■ **Exercise aim**
Reproduce every entry that follows word for word, but omit the images.

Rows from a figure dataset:
========================================================================

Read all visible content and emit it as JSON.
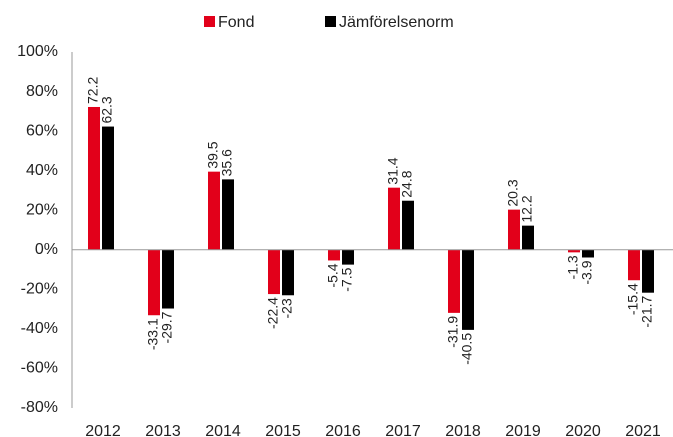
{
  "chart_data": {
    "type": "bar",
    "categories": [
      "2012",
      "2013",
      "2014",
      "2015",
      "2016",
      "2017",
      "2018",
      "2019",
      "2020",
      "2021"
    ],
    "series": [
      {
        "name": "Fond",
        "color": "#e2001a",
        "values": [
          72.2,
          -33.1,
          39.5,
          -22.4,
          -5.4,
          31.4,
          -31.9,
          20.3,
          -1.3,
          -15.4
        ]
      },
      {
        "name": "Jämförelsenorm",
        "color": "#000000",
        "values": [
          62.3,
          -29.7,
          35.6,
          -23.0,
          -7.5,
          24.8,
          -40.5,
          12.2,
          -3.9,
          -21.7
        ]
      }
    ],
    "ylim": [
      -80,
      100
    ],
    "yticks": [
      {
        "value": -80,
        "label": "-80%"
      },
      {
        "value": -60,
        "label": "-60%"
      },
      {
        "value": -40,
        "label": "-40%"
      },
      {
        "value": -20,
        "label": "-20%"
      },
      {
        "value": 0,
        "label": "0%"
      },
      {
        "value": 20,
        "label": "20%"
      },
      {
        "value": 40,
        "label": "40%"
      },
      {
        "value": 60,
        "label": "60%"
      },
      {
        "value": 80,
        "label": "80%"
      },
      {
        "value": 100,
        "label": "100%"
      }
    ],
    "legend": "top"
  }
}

========================================================================

■ **Solution for this task**
Read all visible content and emit it as JSON.
{
  "chart_data": {
    "type": "bar",
    "categories": [
      "2012",
      "2013",
      "2014",
      "2015",
      "2016",
      "2017",
      "2018",
      "2019",
      "2020",
      "2021"
    ],
    "series": [
      {
        "name": "Fond",
        "color": "#e2001a",
        "values": [
          72.2,
          -33.1,
          39.5,
          -22.4,
          -5.4,
          31.4,
          -31.9,
          20.3,
          -1.3,
          -15.4
        ]
      },
      {
        "name": "Jämförelsenorm",
        "color": "#000000",
        "values": [
          62.3,
          -29.7,
          35.6,
          -23.0,
          -7.5,
          24.8,
          -40.5,
          12.2,
          -3.9,
          -21.7
        ]
      }
    ],
    "ylim": [
      -80,
      100
    ],
    "yticks": [
      {
        "value": -80,
        "label": "-80%"
      },
      {
        "value": -60,
        "label": "-60%"
      },
      {
        "value": -40,
        "label": "-40%"
      },
      {
        "value": -20,
        "label": "-20%"
      },
      {
        "value": 0,
        "label": "0%"
      },
      {
        "value": 20,
        "label": "20%"
      },
      {
        "value": 40,
        "label": "40%"
      },
      {
        "value": 60,
        "label": "60%"
      },
      {
        "value": 80,
        "label": "80%"
      },
      {
        "value": 100,
        "label": "100%"
      }
    ],
    "legend": "top"
  }
}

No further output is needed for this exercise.